### Stated exercise
Please rewrite the records below, replacing "x-tick-label" with "category-label" wherever it occurs and leaving everything else unchanged.

##### Recorded data #####

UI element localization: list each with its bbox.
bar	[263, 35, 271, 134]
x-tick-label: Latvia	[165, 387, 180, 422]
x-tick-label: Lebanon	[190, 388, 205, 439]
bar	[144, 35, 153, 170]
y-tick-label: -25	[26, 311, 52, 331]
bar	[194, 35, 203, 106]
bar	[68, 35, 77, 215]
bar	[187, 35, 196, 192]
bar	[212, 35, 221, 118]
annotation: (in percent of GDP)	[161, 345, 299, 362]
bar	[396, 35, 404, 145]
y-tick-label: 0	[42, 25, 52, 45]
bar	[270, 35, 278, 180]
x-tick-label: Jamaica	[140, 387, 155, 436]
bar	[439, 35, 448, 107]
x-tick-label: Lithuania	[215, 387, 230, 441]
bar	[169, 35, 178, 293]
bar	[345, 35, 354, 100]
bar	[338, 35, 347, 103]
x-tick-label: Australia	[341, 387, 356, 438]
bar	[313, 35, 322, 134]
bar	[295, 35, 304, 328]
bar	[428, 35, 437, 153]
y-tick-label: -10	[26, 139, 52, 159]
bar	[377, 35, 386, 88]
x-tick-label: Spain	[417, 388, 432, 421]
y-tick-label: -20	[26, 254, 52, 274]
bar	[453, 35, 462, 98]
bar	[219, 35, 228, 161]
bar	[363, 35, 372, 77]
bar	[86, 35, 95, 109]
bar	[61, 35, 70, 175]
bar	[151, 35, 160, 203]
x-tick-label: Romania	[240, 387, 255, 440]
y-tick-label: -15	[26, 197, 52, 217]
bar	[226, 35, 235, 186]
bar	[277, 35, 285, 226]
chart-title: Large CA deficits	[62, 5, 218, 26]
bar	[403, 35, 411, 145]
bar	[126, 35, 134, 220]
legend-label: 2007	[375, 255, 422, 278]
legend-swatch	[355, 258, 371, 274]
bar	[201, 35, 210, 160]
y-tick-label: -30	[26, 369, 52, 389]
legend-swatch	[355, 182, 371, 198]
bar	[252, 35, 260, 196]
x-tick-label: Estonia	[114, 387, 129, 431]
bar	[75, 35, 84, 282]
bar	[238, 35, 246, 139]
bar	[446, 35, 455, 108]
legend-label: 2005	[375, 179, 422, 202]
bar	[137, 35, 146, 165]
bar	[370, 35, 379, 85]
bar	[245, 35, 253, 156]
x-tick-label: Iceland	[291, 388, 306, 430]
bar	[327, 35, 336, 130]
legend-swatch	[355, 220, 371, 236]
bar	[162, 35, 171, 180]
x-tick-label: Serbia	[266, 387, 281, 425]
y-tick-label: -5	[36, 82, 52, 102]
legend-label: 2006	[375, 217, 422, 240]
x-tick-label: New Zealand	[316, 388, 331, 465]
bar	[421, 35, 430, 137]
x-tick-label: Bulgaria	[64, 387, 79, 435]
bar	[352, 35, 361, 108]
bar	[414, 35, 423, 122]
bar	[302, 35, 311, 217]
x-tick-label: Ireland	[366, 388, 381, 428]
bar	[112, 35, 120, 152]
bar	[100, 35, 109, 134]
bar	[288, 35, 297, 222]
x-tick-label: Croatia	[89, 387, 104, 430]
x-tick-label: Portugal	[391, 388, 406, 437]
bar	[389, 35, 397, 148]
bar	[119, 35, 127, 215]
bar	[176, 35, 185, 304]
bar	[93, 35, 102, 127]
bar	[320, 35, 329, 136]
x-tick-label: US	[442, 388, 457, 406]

#####

### Response for this exercise
UI element localization: list each with its bbox.
bar	[263, 35, 271, 134]
category-label: Latvia	[165, 387, 180, 422]
category-label: Lebanon	[190, 388, 205, 439]
bar	[144, 35, 153, 170]
y-tick-label: -25	[26, 311, 52, 331]
bar	[194, 35, 203, 106]
bar	[68, 35, 77, 215]
bar	[187, 35, 196, 192]
bar	[212, 35, 221, 118]
annotation: (in percent of GDP)	[161, 345, 299, 362]
bar	[396, 35, 404, 145]
y-tick-label: 0	[42, 25, 52, 45]
bar	[270, 35, 278, 180]
category-label: Jamaica	[140, 387, 155, 436]
bar	[439, 35, 448, 107]
category-label: Lithuania	[215, 387, 230, 441]
bar	[169, 35, 178, 293]
bar	[345, 35, 354, 100]
bar	[338, 35, 347, 103]
category-label: Australia	[341, 387, 356, 438]
bar	[313, 35, 322, 134]
bar	[295, 35, 304, 328]
bar	[428, 35, 437, 153]
y-tick-label: -10	[26, 139, 52, 159]
bar	[377, 35, 386, 88]
category-label: Spain	[417, 388, 432, 421]
y-tick-label: -20	[26, 254, 52, 274]
bar	[453, 35, 462, 98]
bar	[219, 35, 228, 161]
bar	[363, 35, 372, 77]
bar	[86, 35, 95, 109]
bar	[61, 35, 70, 175]
bar	[151, 35, 160, 203]
category-label: Romania	[240, 387, 255, 440]
y-tick-label: -15	[26, 197, 52, 217]
bar	[226, 35, 235, 186]
bar	[277, 35, 285, 226]
chart-title: Large CA deficits	[62, 5, 218, 26]
bar	[403, 35, 411, 145]
bar	[126, 35, 134, 220]
legend-label: 2007	[375, 255, 422, 278]
legend-swatch	[355, 258, 371, 274]
bar	[201, 35, 210, 160]
y-tick-label: -30	[26, 369, 52, 389]
legend-swatch	[355, 182, 371, 198]
bar	[252, 35, 260, 196]
category-label: Estonia	[114, 387, 129, 431]
bar	[75, 35, 84, 282]
bar	[238, 35, 246, 139]
bar	[446, 35, 455, 108]
legend-label: 2005	[375, 179, 422, 202]
bar	[137, 35, 146, 165]
bar	[370, 35, 379, 85]
bar	[245, 35, 253, 156]
category-label: Iceland	[291, 388, 306, 430]
bar	[327, 35, 336, 130]
legend-swatch	[355, 220, 371, 236]
bar	[162, 35, 171, 180]
category-label: Serbia	[266, 387, 281, 425]
y-tick-label: -5	[36, 82, 52, 102]
legend-label: 2006	[375, 217, 422, 240]
category-label: New Zealand	[316, 388, 331, 465]
bar	[421, 35, 430, 137]
category-label: Bulgaria	[64, 387, 79, 435]
bar	[352, 35, 361, 108]
bar	[414, 35, 423, 122]
bar	[302, 35, 311, 217]
category-label: Ireland	[366, 388, 381, 428]
bar	[112, 35, 120, 152]
bar	[100, 35, 109, 134]
bar	[288, 35, 297, 222]
category-label: Croatia	[89, 387, 104, 430]
category-label: Portugal	[391, 388, 406, 437]
bar	[389, 35, 397, 148]
bar	[119, 35, 127, 215]
bar	[176, 35, 185, 304]
bar	[93, 35, 102, 127]
bar	[320, 35, 329, 136]
category-label: US	[442, 388, 457, 406]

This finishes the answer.